** BEGIN **

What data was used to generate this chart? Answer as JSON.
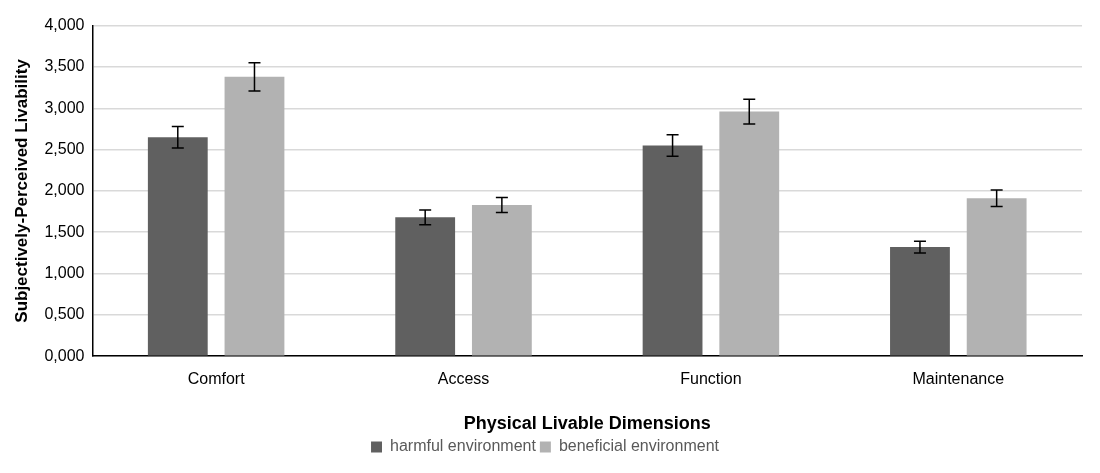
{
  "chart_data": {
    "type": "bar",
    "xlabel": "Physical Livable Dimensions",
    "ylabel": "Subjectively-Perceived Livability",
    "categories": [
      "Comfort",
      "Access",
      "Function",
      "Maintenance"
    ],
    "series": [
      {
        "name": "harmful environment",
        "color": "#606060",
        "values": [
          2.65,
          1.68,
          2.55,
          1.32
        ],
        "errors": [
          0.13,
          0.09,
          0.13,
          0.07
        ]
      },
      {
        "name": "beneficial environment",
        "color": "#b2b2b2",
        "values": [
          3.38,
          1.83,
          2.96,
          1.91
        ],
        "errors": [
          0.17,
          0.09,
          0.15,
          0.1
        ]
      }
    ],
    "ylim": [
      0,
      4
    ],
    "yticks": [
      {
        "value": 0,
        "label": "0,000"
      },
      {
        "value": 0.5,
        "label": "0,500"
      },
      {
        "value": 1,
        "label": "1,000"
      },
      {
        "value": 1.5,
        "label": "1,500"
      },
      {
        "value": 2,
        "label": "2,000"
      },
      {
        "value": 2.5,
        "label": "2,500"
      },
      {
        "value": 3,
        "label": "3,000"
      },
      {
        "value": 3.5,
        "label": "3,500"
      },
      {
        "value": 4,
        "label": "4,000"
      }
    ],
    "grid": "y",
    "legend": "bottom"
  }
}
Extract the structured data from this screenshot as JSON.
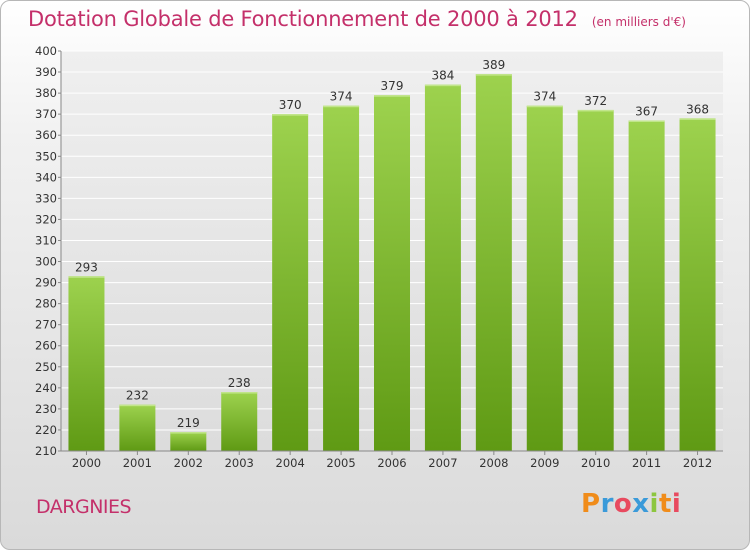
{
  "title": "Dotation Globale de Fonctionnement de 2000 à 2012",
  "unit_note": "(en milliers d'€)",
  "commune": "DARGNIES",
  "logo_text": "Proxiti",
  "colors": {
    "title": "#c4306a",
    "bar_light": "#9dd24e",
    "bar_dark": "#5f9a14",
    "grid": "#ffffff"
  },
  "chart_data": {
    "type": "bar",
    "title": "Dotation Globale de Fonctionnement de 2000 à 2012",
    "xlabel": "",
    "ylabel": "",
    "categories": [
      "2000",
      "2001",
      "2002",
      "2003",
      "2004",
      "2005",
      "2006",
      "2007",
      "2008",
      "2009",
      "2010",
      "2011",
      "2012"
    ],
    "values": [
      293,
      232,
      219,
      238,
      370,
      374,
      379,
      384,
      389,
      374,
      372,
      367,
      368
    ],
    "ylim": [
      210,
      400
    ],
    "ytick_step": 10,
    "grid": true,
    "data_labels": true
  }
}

** END **

Repeat each entry exactly. Pictures do not belong in the copy.

## OUTPUT OF THE EXERCISE
What data was used to generate this chart? Answer as JSON.
{
  "chart_data": {
    "type": "bar",
    "xlabel": "Physical Livable Dimensions",
    "ylabel": "Subjectively-Perceived Livability",
    "categories": [
      "Comfort",
      "Access",
      "Function",
      "Maintenance"
    ],
    "series": [
      {
        "name": "harmful environment",
        "color": "#606060",
        "values": [
          2.65,
          1.68,
          2.55,
          1.32
        ],
        "errors": [
          0.13,
          0.09,
          0.13,
          0.07
        ]
      },
      {
        "name": "beneficial environment",
        "color": "#b2b2b2",
        "values": [
          3.38,
          1.83,
          2.96,
          1.91
        ],
        "errors": [
          0.17,
          0.09,
          0.15,
          0.1
        ]
      }
    ],
    "ylim": [
      0,
      4
    ],
    "yticks": [
      {
        "value": 0,
        "label": "0,000"
      },
      {
        "value": 0.5,
        "label": "0,500"
      },
      {
        "value": 1,
        "label": "1,000"
      },
      {
        "value": 1.5,
        "label": "1,500"
      },
      {
        "value": 2,
        "label": "2,000"
      },
      {
        "value": 2.5,
        "label": "2,500"
      },
      {
        "value": 3,
        "label": "3,000"
      },
      {
        "value": 3.5,
        "label": "3,500"
      },
      {
        "value": 4,
        "label": "4,000"
      }
    ],
    "grid": "y",
    "legend": "bottom"
  }
}
Extract the structured data from this screenshot as JSON.
{
  "title": "Dotation Globale de Fonctionnement de 2000 à 2012",
  "unit_note": "(en milliers d'€)",
  "commune": "DARGNIES",
  "logo_text": "Proxiti",
  "colors": {
    "title": "#c4306a",
    "bar_light": "#9dd24e",
    "bar_dark": "#5f9a14",
    "grid": "#ffffff"
  },
  "chart_data": {
    "type": "bar",
    "title": "Dotation Globale de Fonctionnement de 2000 à 2012",
    "xlabel": "",
    "ylabel": "",
    "categories": [
      "2000",
      "2001",
      "2002",
      "2003",
      "2004",
      "2005",
      "2006",
      "2007",
      "2008",
      "2009",
      "2010",
      "2011",
      "2012"
    ],
    "values": [
      293,
      232,
      219,
      238,
      370,
      374,
      379,
      384,
      389,
      374,
      372,
      367,
      368
    ],
    "ylim": [
      210,
      400
    ],
    "ytick_step": 10,
    "grid": true,
    "data_labels": true
  }
}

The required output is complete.